Exercise details
Look through the records and report how many lines include the word "name", with no other words.

Supplied material
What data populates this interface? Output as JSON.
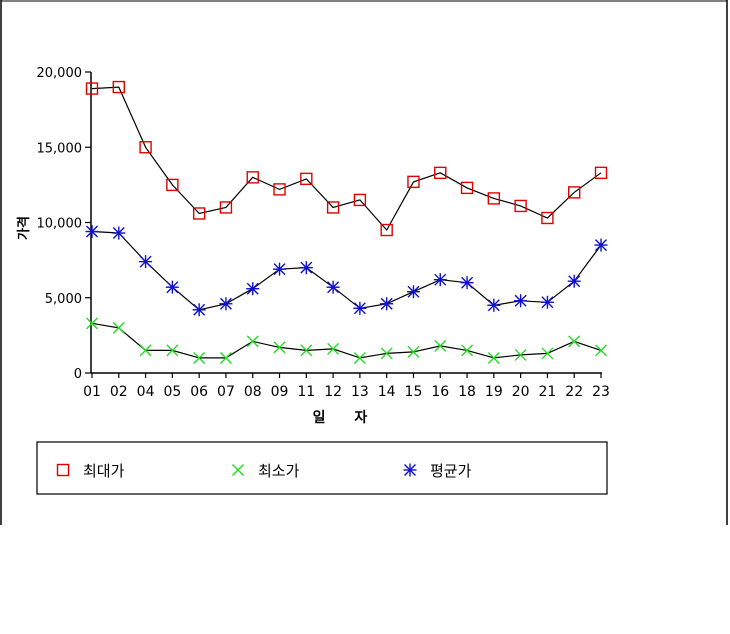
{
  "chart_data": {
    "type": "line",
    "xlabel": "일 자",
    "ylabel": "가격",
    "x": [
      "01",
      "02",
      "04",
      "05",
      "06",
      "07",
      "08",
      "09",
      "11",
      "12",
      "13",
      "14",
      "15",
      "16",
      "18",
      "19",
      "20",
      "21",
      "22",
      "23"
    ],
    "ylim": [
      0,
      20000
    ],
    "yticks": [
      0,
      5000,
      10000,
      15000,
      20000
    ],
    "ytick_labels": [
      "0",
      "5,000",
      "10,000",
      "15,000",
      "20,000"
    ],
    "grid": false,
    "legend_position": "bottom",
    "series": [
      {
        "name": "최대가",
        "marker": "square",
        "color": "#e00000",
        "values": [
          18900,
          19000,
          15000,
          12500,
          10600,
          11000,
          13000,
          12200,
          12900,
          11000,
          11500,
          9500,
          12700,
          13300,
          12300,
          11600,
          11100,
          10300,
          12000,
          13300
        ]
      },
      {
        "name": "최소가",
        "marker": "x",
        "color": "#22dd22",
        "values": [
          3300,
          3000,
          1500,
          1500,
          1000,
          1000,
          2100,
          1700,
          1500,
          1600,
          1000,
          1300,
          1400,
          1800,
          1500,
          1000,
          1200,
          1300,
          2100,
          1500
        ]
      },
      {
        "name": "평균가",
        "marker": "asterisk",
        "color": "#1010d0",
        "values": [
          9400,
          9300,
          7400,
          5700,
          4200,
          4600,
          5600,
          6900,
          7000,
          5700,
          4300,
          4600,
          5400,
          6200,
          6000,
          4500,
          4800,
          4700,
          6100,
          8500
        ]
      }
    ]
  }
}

...

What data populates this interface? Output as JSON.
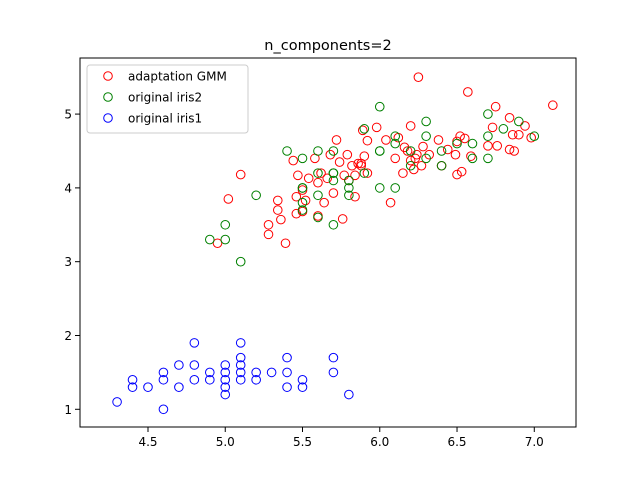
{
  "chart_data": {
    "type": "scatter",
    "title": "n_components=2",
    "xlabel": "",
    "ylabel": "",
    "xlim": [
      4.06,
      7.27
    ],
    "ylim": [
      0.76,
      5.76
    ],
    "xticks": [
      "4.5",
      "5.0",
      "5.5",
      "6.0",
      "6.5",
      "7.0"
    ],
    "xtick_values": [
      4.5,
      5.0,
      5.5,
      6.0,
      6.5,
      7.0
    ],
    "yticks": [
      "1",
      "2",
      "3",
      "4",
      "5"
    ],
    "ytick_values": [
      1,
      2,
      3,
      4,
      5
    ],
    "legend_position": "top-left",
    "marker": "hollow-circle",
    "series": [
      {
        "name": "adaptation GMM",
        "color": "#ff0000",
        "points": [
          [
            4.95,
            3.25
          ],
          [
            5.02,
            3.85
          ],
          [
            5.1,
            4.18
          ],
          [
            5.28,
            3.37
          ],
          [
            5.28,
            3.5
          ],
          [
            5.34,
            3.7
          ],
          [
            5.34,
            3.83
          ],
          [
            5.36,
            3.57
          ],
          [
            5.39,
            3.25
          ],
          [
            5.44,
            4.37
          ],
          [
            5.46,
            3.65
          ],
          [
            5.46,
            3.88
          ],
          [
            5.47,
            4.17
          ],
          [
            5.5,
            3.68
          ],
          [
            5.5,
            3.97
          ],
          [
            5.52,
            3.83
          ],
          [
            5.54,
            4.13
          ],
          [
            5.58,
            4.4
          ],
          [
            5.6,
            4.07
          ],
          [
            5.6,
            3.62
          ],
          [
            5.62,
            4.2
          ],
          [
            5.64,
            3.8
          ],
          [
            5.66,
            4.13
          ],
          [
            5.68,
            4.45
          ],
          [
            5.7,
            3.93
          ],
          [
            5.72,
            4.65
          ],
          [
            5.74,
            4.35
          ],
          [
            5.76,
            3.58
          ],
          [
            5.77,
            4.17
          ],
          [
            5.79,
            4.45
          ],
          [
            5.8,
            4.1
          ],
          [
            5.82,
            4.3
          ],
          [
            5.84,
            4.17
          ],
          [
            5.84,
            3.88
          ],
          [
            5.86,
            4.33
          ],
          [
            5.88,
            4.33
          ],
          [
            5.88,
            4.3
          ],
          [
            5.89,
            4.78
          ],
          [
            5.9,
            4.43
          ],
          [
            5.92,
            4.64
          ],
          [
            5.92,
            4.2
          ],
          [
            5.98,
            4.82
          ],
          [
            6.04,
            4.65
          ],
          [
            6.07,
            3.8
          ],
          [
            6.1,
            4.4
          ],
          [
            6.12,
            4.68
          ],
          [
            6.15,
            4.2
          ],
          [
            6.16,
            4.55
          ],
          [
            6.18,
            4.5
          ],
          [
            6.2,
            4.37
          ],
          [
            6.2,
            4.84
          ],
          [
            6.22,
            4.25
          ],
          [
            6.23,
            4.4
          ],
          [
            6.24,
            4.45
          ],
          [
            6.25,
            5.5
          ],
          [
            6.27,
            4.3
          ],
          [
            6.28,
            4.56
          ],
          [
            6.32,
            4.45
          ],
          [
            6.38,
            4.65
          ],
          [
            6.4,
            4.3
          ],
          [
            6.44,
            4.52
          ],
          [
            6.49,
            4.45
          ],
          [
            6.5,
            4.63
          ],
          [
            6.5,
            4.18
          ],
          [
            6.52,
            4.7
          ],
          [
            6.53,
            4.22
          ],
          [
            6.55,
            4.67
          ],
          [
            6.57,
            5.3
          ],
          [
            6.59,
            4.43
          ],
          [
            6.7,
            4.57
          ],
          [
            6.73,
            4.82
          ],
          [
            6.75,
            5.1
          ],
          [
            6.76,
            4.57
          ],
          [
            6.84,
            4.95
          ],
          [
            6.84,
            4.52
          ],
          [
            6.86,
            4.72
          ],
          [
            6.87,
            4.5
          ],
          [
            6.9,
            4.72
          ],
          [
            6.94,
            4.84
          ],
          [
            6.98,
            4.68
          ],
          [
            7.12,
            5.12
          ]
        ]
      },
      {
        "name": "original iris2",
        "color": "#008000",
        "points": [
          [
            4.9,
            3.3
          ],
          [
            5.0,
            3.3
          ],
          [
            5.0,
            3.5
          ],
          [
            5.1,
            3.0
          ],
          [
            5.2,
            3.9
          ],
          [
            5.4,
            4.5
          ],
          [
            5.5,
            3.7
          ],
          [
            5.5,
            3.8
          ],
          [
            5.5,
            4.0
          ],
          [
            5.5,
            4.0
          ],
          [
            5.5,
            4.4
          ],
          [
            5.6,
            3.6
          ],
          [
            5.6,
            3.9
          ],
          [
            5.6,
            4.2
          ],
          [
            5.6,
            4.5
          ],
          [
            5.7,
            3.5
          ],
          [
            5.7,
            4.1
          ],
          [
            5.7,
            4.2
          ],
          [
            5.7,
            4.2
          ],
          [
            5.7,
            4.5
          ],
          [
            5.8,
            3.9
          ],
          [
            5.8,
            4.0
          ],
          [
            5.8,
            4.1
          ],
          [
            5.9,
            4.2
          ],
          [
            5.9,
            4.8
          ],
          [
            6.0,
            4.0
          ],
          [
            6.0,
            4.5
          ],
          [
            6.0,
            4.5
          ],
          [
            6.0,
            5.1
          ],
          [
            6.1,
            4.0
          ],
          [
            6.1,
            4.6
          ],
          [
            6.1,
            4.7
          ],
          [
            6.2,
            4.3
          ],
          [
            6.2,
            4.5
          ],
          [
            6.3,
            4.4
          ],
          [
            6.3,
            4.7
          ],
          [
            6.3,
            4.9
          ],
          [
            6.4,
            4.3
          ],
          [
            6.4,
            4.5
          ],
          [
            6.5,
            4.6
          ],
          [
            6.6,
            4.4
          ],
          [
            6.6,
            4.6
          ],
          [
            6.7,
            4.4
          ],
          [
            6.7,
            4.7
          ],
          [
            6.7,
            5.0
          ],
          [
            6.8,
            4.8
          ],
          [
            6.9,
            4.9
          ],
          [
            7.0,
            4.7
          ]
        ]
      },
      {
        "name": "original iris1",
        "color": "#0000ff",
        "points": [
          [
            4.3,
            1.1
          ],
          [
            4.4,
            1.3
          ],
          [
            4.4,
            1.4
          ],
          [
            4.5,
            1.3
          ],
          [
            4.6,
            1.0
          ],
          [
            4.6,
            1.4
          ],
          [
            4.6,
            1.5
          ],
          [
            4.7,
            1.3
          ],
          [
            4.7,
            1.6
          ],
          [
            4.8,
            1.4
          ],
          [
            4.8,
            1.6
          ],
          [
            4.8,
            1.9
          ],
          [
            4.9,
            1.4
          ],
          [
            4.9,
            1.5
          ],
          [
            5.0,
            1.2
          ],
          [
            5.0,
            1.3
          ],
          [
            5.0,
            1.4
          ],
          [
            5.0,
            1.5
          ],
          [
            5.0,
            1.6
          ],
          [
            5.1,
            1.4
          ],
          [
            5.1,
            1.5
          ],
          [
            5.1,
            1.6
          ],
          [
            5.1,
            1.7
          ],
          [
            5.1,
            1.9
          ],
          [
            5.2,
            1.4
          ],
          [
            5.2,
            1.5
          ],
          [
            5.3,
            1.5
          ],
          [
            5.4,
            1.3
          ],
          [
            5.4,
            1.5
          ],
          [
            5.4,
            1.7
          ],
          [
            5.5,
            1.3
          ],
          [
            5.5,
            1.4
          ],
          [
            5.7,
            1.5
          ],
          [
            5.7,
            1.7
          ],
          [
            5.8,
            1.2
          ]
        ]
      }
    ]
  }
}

...

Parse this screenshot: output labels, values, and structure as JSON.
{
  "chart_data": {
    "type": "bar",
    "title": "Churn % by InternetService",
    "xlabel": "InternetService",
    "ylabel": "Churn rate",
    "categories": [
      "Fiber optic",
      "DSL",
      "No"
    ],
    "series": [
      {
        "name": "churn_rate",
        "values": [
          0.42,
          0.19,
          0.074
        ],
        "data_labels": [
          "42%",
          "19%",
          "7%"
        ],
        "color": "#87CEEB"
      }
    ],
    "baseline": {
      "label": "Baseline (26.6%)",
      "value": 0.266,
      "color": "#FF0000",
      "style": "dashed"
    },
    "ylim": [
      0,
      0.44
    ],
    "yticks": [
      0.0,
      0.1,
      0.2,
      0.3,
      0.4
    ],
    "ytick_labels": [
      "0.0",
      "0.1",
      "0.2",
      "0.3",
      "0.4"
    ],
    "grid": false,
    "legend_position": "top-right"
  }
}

Result below
7